(EXERCISE MATERIALS):
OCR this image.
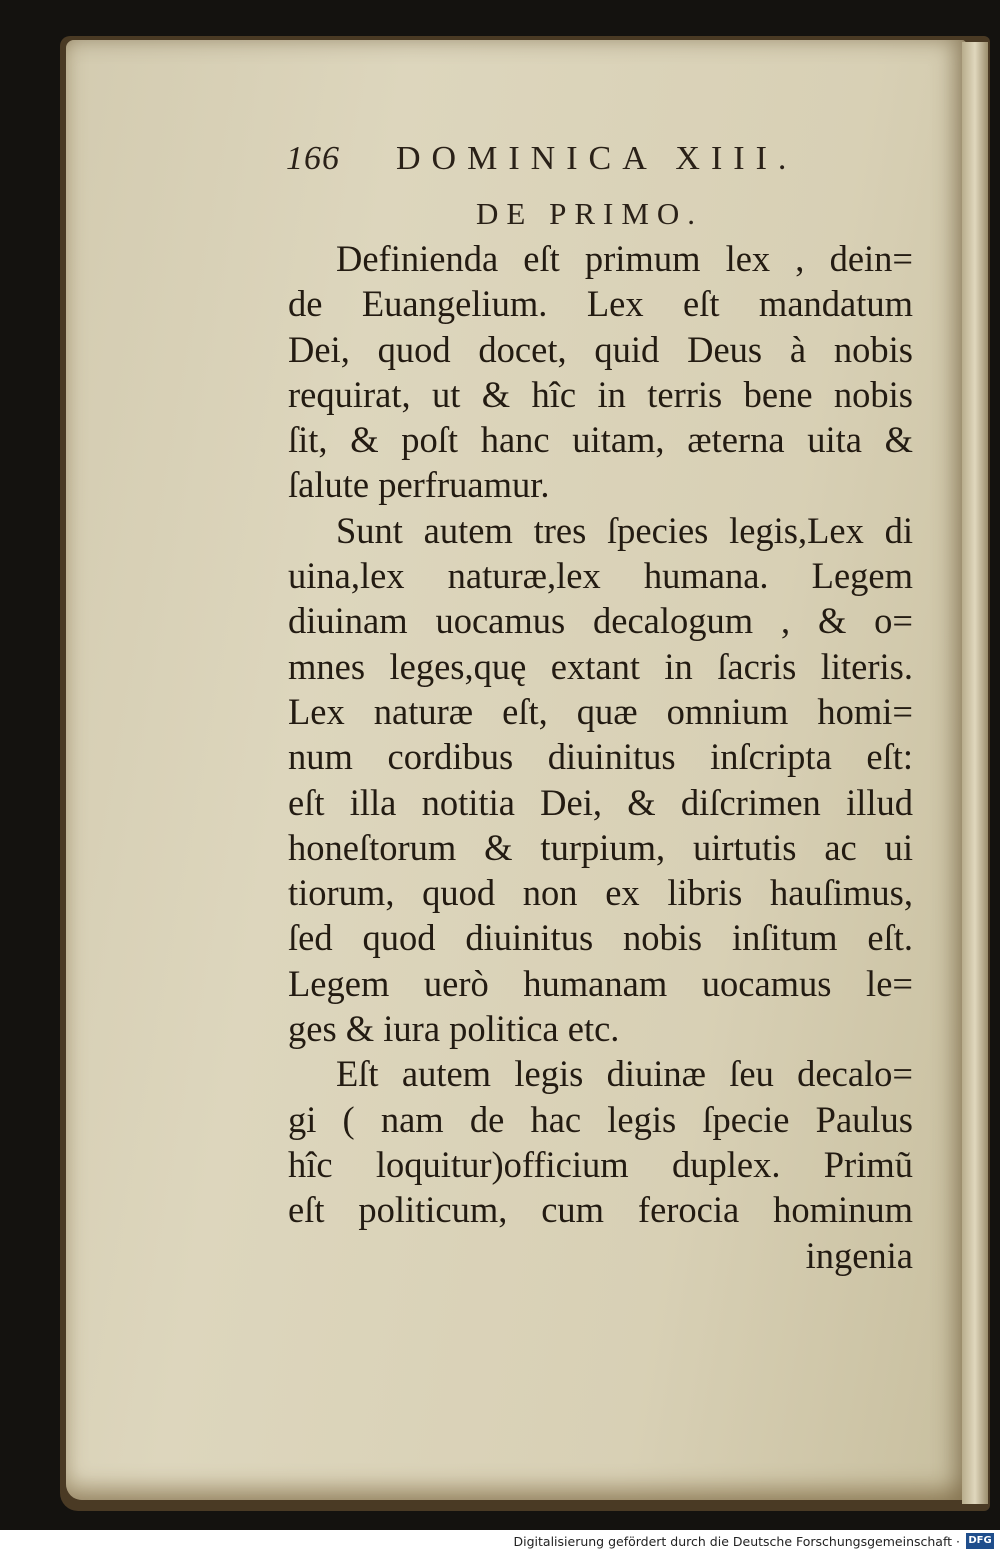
166 DOMINICA XIII.
DE PRIMO.
Definienda eſt primum lex , dein=
de Euangelium. Lex eſt mandatum
Dei, quod docet, quid Deus à nobis
requirat, ut & hîc in terris bene nobis
ſit, & poſt hanc uitam, æterna uita &
ſalute perfruamur.
Sunt autem tres ſpecies legis,Lex di
uina,lex naturæ,lex humana. Legem
diuinam uocamus decalogum , & o=
mnes leges,quę extant in ſacris literis.
Lex naturæ eſt, quæ omnium homi=
num cordibus diuinitus inſcripta eſt:
eſt illa notitia Dei, & diſcrimen illud
honeſtorum & turpium, uirtutis ac ui
tiorum, quod non ex libris hauſimus,
ſed quod diuinitus nobis inſitum eſt.
Legem uerò humanam uocamus le=
ges & iura politica etc.
Eſt autem legis diuinæ ſeu decalo=
gi ( nam de hac legis ſpecie Paulus
hîc loquitur)officium duplex. Primũ
eſt politicum, cum ferocia hominum
ingenia
Digitalisierung gefördert durch die Deutsche Forschungsgemeinschaft · DFG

(EXERCISE REQUIREMENTS): Excluding the pictures, reproduce every entry exactly as given.

(COMPLETE OUTPUT):
OCR this image.
166 DOMINICA XIII.
DE PRIMO.
Definienda eſt primum lex , dein=
de Euangelium. Lex eſt mandatum
Dei, quod docet, quid Deus à nobis
requirat, ut & hîc in terris bene nobis
ſit, & poſt hanc uitam, æterna uita &
ſalute perfruamur.
Sunt autem tres ſpecies legis,Lex di
uina,lex naturæ,lex humana. Legem
diuinam uocamus decalogum , & o=
mnes leges,quę extant in ſacris literis.
Lex naturæ eſt, quæ omnium homi=
num cordibus diuinitus inſcripta eſt:
eſt illa notitia Dei, & diſcrimen illud
honeſtorum & turpium, uirtutis ac ui
tiorum, quod non ex libris hauſimus,
ſed quod diuinitus nobis inſitum eſt.
Legem uerò humanam uocamus le=
ges & iura politica etc.
Eſt autem legis diuinæ ſeu decalo=
gi ( nam de hac legis ſpecie Paulus
hîc loquitur)officium duplex. Primũ
eſt politicum, cum ferocia hominum
ingenia
Digitalisierung gefördert durch die Deutsche Forschungsgemeinschaft · DFG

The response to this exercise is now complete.